TASK OBJECTIVE = Write out each record again exactly as it stands.

(A block of data)
===
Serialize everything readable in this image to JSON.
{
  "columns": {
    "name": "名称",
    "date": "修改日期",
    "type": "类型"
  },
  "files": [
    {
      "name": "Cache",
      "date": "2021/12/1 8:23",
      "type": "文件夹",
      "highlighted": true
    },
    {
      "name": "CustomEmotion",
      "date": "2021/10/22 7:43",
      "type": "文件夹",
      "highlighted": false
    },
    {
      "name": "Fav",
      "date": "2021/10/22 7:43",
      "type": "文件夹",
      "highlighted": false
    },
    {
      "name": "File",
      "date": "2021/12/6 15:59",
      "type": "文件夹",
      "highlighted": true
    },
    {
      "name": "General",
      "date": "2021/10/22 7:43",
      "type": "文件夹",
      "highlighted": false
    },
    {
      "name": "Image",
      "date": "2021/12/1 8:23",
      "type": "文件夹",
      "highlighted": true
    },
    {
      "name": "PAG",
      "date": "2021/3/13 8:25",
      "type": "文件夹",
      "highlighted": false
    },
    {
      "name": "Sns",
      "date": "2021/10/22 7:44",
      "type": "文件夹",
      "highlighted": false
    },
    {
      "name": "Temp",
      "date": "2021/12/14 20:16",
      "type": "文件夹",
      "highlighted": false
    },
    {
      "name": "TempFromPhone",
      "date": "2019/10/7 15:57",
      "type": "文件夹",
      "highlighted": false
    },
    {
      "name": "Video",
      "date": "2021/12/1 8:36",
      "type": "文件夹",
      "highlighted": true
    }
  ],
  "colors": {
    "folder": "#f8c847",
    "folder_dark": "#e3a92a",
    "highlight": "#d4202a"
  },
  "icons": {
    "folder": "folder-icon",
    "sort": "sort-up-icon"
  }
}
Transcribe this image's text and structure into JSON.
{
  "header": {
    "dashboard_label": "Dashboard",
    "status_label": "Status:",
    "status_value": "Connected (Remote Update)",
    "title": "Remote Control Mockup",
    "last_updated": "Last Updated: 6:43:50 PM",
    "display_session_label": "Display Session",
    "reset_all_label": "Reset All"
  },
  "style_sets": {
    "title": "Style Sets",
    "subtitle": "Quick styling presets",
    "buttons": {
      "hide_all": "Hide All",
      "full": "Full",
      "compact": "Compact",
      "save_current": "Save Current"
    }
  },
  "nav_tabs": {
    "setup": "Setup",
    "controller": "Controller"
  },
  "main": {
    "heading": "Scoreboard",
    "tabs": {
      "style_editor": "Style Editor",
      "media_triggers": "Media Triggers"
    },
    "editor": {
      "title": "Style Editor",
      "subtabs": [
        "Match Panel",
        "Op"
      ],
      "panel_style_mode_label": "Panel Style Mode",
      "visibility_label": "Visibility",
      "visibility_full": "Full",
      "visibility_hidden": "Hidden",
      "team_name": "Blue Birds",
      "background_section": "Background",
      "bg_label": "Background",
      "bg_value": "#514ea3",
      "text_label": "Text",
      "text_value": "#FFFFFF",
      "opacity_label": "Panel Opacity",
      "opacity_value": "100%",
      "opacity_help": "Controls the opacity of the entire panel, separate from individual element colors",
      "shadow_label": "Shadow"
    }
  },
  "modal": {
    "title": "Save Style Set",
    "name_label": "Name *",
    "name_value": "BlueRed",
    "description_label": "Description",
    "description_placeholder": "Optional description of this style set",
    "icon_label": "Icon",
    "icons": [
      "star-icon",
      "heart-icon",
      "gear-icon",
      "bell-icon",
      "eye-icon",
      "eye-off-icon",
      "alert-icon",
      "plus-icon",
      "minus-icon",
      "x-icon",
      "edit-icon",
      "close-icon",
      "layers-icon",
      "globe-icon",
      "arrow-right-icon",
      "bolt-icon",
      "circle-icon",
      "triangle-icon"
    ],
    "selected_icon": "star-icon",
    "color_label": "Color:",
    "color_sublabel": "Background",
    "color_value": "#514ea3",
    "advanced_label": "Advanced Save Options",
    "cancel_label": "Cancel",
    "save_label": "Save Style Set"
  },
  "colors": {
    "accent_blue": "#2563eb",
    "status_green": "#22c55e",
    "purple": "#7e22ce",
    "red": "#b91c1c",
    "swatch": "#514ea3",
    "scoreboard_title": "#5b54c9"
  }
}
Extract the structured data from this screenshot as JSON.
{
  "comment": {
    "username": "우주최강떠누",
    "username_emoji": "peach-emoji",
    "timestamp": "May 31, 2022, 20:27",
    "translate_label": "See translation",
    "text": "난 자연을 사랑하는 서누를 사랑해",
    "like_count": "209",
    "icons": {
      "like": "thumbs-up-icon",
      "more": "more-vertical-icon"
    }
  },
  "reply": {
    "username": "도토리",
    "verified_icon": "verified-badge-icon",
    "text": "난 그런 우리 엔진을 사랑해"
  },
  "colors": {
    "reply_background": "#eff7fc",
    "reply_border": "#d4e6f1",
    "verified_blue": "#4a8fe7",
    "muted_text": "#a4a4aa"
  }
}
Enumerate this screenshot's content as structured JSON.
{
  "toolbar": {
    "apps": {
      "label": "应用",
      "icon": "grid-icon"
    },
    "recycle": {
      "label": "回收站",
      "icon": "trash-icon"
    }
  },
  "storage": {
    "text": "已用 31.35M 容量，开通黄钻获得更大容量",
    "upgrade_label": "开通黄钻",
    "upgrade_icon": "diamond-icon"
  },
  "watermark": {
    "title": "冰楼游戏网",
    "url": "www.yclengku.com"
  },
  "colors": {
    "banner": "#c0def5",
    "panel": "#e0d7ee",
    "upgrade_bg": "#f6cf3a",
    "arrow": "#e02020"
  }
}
===
SOLUTION TO THE EXERCISE =
Serialize everything readable in this image to JSON.
{
  "columns": {
    "name": "名称",
    "date": "修改日期",
    "type": "类型"
  },
  "files": [
    {
      "name": "Cache",
      "date": "2021/12/1 8:23",
      "type": "文件夹",
      "highlighted": true
    },
    {
      "name": "CustomEmotion",
      "date": "2021/10/22 7:43",
      "type": "文件夹",
      "highlighted": false
    },
    {
      "name": "Fav",
      "date": "2021/10/22 7:43",
      "type": "文件夹",
      "highlighted": false
    },
    {
      "name": "File",
      "date": "2021/12/6 15:59",
      "type": "文件夹",
      "highlighted": true
    },
    {
      "name": "General",
      "date": "2021/10/22 7:43",
      "type": "文件夹",
      "highlighted": false
    },
    {
      "name": "Image",
      "date": "2021/12/1 8:23",
      "type": "文件夹",
      "highlighted": true
    },
    {
      "name": "PAG",
      "date": "2021/3/13 8:25",
      "type": "文件夹",
      "highlighted": false
    },
    {
      "name": "Sns",
      "date": "2021/10/22 7:44",
      "type": "文件夹",
      "highlighted": false
    },
    {
      "name": "Temp",
      "date": "2021/12/14 20:16",
      "type": "文件夹",
      "highlighted": false
    },
    {
      "name": "TempFromPhone",
      "date": "2019/10/7 15:57",
      "type": "文件夹",
      "highlighted": false
    },
    {
      "name": "Video",
      "date": "2021/12/1 8:36",
      "type": "文件夹",
      "highlighted": true
    }
  ],
  "colors": {
    "folder": "#f8c847",
    "folder_dark": "#e3a92a",
    "highlight": "#d4202a"
  },
  "icons": {
    "folder": "folder-icon",
    "sort": "sort-up-icon"
  }
}
Transcribe this image's text and structure into JSON.
{
  "header": {
    "dashboard_label": "Dashboard",
    "status_label": "Status:",
    "status_value": "Connected (Remote Update)",
    "title": "Remote Control Mockup",
    "last_updated": "Last Updated: 6:43:50 PM",
    "display_session_label": "Display Session",
    "reset_all_label": "Reset All"
  },
  "style_sets": {
    "title": "Style Sets",
    "subtitle": "Quick styling presets",
    "buttons": {
      "hide_all": "Hide All",
      "full": "Full",
      "compact": "Compact",
      "save_current": "Save Current"
    }
  },
  "nav_tabs": {
    "setup": "Setup",
    "controller": "Controller"
  },
  "main": {
    "heading": "Scoreboard",
    "tabs": {
      "style_editor": "Style Editor",
      "media_triggers": "Media Triggers"
    },
    "editor": {
      "title": "Style Editor",
      "subtabs": [
        "Match Panel",
        "Op"
      ],
      "panel_style_mode_label": "Panel Style Mode",
      "visibility_label": "Visibility",
      "visibility_full": "Full",
      "visibility_hidden": "Hidden",
      "team_name": "Blue Birds",
      "background_section": "Background",
      "bg_label": "Background",
      "bg_value": "#514ea3",
      "text_label": "Text",
      "text_value": "#FFFFFF",
      "opacity_label": "Panel Opacity",
      "opacity_value": "100%",
      "opacity_help": "Controls the opacity of the entire panel, separate from individual element colors",
      "shadow_label": "Shadow"
    }
  },
  "modal": {
    "title": "Save Style Set",
    "name_label": "Name *",
    "name_value": "BlueRed",
    "description_label": "Description",
    "description_placeholder": "Optional description of this style set",
    "icon_label": "Icon",
    "icons": [
      "star-icon",
      "heart-icon",
      "gear-icon",
      "bell-icon",
      "eye-icon",
      "eye-off-icon",
      "alert-icon",
      "plus-icon",
      "minus-icon",
      "x-icon",
      "edit-icon",
      "close-icon",
      "layers-icon",
      "globe-icon",
      "arrow-right-icon",
      "bolt-icon",
      "circle-icon",
      "triangle-icon"
    ],
    "selected_icon": "star-icon",
    "color_label": "Color:",
    "color_sublabel": "Background",
    "color_value": "#514ea3",
    "advanced_label": "Advanced Save Options",
    "cancel_label": "Cancel",
    "save_label": "Save Style Set"
  },
  "colors": {
    "accent_blue": "#2563eb",
    "status_green": "#22c55e",
    "purple": "#7e22ce",
    "red": "#b91c1c",
    "swatch": "#514ea3",
    "scoreboard_title": "#5b54c9"
  }
}
Extract the structured data from this screenshot as JSON.
{
  "comment": {
    "username": "우주최강떠누",
    "username_emoji": "peach-emoji",
    "timestamp": "May 31, 2022, 20:27",
    "translate_label": "See translation",
    "text": "난 자연을 사랑하는 서누를 사랑해",
    "like_count": "209",
    "icons": {
      "like": "thumbs-up-icon",
      "more": "more-vertical-icon"
    }
  },
  "reply": {
    "username": "도토리",
    "verified_icon": "verified-badge-icon",
    "text": "난 그런 우리 엔진을 사랑해"
  },
  "colors": {
    "reply_background": "#eff7fc",
    "reply_border": "#d4e6f1",
    "verified_blue": "#4a8fe7",
    "muted_text": "#a4a4aa"
  }
}
Enumerate this screenshot's content as structured JSON.
{
  "toolbar": {
    "apps": {
      "label": "应用",
      "icon": "grid-icon"
    },
    "recycle": {
      "label": "回收站",
      "icon": "trash-icon"
    }
  },
  "storage": {
    "text": "已用 31.35M 容量，开通黄钻获得更大容量",
    "upgrade_label": "开通黄钻",
    "upgrade_icon": "diamond-icon"
  },
  "watermark": {
    "title": "冰楼游戏网",
    "url": "www.yclengku.com"
  },
  "colors": {
    "banner": "#c0def5",
    "panel": "#e0d7ee",
    "upgrade_bg": "#f6cf3a",
    "arrow": "#e02020"
  }
}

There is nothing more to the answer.